WHAT THE TASK REQUIRES: Write out the listing below without alteration, omitting its pictures.

────────

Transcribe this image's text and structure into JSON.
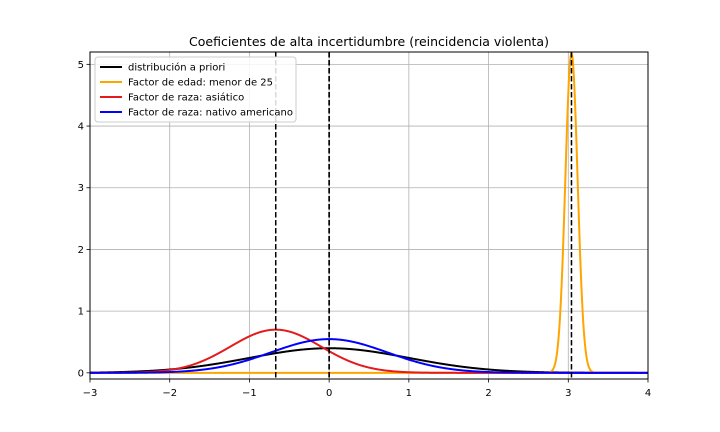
{
  "chart_data": {
    "type": "line",
    "title": "Coeficientes de alta incertidumbre (reincidencia violenta)",
    "xlabel": "",
    "ylabel": "",
    "xlim": [
      -3,
      4
    ],
    "ylim": [
      -0.1,
      5.2
    ],
    "x_ticks": [
      -3,
      -2,
      -1,
      0,
      1,
      2,
      3,
      4
    ],
    "x_tick_labels": [
      "−3",
      "−2",
      "−1",
      "0",
      "1",
      "2",
      "3",
      "4"
    ],
    "y_ticks": [
      0,
      1,
      2,
      3,
      4,
      5
    ],
    "y_tick_labels": [
      "0",
      "1",
      "2",
      "3",
      "4",
      "5"
    ],
    "grid": true,
    "legend_position": "top-left",
    "series": [
      {
        "name": "distribución a priori",
        "color": "#000000",
        "distribution": {
          "mean": 0.0,
          "sd": 1.0
        }
      },
      {
        "name": "Factor de edad: menor de 25",
        "color": "#ffa500",
        "distribution": {
          "mean": 3.04,
          "sd": 0.077
        }
      },
      {
        "name": "Factor de raza: asiático",
        "color": "#e41a1c",
        "distribution": {
          "mean": -0.67,
          "sd": 0.57
        }
      },
      {
        "name": "Factor de raza: nativo americano",
        "color": "#0000ff",
        "distribution": {
          "mean": 0.0,
          "sd": 0.73
        }
      }
    ],
    "vertical_lines": [
      {
        "x": -0.67,
        "style": "dashed",
        "color": "#000000"
      },
      {
        "x": 0.0,
        "style": "dashed",
        "color": "#000000"
      },
      {
        "x": 0.0,
        "style": "dashed",
        "color": "#000000"
      },
      {
        "x": 3.04,
        "style": "dashed",
        "color": "#000000"
      }
    ],
    "hline": {
      "y": 0,
      "color": "#000000"
    }
  }
}
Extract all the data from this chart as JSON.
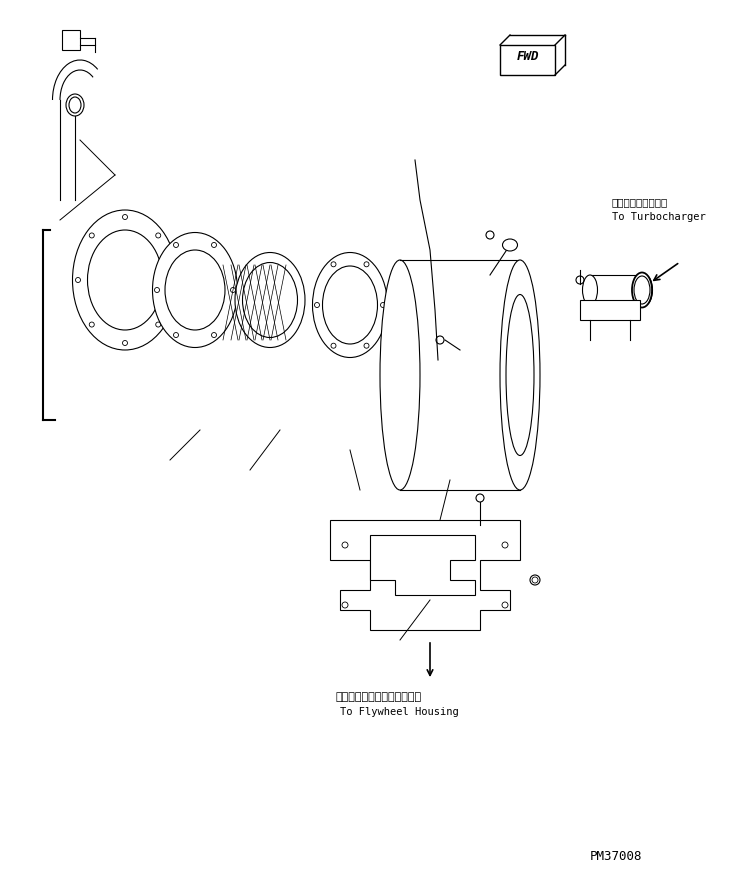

────────

OUTPUT OF THE TASK:
Transcribe this image's text and structure into JSON.
{
  "chart_data": {
    "type": "line",
    "title": "Coeficientes de alta incertidumbre (reincidencia violenta)",
    "xlabel": "",
    "ylabel": "",
    "xlim": [
      -3,
      4
    ],
    "ylim": [
      -0.1,
      5.2
    ],
    "x_ticks": [
      -3,
      -2,
      -1,
      0,
      1,
      2,
      3,
      4
    ],
    "x_tick_labels": [
      "−3",
      "−2",
      "−1",
      "0",
      "1",
      "2",
      "3",
      "4"
    ],
    "y_ticks": [
      0,
      1,
      2,
      3,
      4,
      5
    ],
    "y_tick_labels": [
      "0",
      "1",
      "2",
      "3",
      "4",
      "5"
    ],
    "grid": true,
    "legend_position": "top-left",
    "series": [
      {
        "name": "distribución a priori",
        "color": "#000000",
        "distribution": {
          "mean": 0.0,
          "sd": 1.0
        }
      },
      {
        "name": "Factor de edad: menor de 25",
        "color": "#ffa500",
        "distribution": {
          "mean": 3.04,
          "sd": 0.077
        }
      },
      {
        "name": "Factor de raza: asiático",
        "color": "#e41a1c",
        "distribution": {
          "mean": -0.67,
          "sd": 0.57
        }
      },
      {
        "name": "Factor de raza: nativo americano",
        "color": "#0000ff",
        "distribution": {
          "mean": 0.0,
          "sd": 0.73
        }
      }
    ],
    "vertical_lines": [
      {
        "x": -0.67,
        "style": "dashed",
        "color": "#000000"
      },
      {
        "x": 0.0,
        "style": "dashed",
        "color": "#000000"
      },
      {
        "x": 0.0,
        "style": "dashed",
        "color": "#000000"
      },
      {
        "x": 3.04,
        "style": "dashed",
        "color": "#000000"
      }
    ],
    "hline": {
      "y": 0,
      "color": "#000000"
    }
  }
}
Extract all the data from this chart as JSON.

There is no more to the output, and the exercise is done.